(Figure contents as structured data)
╭──

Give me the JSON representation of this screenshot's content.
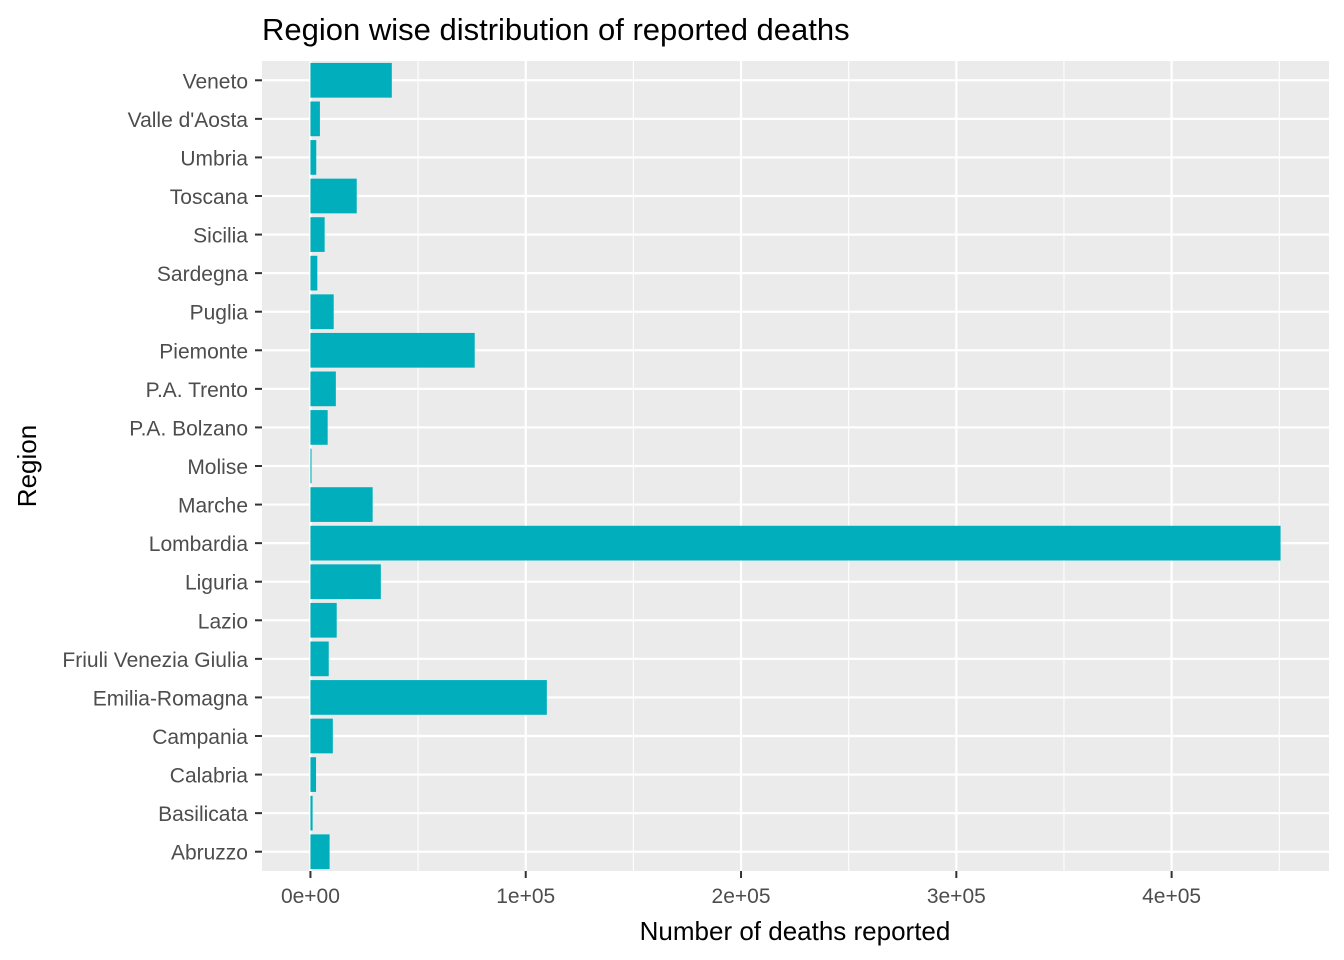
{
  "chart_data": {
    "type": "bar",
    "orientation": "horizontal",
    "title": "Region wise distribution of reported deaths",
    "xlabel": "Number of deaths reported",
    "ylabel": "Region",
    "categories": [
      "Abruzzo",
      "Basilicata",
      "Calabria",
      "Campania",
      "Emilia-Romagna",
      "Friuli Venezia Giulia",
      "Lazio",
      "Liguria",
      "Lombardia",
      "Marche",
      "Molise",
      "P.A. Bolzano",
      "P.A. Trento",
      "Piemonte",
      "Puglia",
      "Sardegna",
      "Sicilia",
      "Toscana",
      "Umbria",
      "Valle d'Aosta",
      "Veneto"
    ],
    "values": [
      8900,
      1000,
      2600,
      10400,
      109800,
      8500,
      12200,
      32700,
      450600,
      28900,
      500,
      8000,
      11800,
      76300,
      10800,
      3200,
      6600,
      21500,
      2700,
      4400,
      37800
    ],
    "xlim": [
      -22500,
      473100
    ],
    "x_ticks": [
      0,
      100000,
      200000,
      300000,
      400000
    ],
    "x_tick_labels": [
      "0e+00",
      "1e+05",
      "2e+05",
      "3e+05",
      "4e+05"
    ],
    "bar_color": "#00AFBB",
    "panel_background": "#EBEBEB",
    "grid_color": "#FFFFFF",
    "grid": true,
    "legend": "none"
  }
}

╰──

▸ REQUIREMENT:
Send back the data above word for word, with the pictures left out.

▸ REPLY TO THE EXERCISE:
Give me the JSON representation of this screenshot's content.
{
  "chart_data": {
    "type": "bar",
    "orientation": "horizontal",
    "title": "Region wise distribution of reported deaths",
    "xlabel": "Number of deaths reported",
    "ylabel": "Region",
    "categories": [
      "Abruzzo",
      "Basilicata",
      "Calabria",
      "Campania",
      "Emilia-Romagna",
      "Friuli Venezia Giulia",
      "Lazio",
      "Liguria",
      "Lombardia",
      "Marche",
      "Molise",
      "P.A. Bolzano",
      "P.A. Trento",
      "Piemonte",
      "Puglia",
      "Sardegna",
      "Sicilia",
      "Toscana",
      "Umbria",
      "Valle d'Aosta",
      "Veneto"
    ],
    "values": [
      8900,
      1000,
      2600,
      10400,
      109800,
      8500,
      12200,
      32700,
      450600,
      28900,
      500,
      8000,
      11800,
      76300,
      10800,
      3200,
      6600,
      21500,
      2700,
      4400,
      37800
    ],
    "xlim": [
      -22500,
      473100
    ],
    "x_ticks": [
      0,
      100000,
      200000,
      300000,
      400000
    ],
    "x_tick_labels": [
      "0e+00",
      "1e+05",
      "2e+05",
      "3e+05",
      "4e+05"
    ],
    "bar_color": "#00AFBB",
    "panel_background": "#EBEBEB",
    "grid_color": "#FFFFFF",
    "grid": true,
    "legend": "none"
  }
}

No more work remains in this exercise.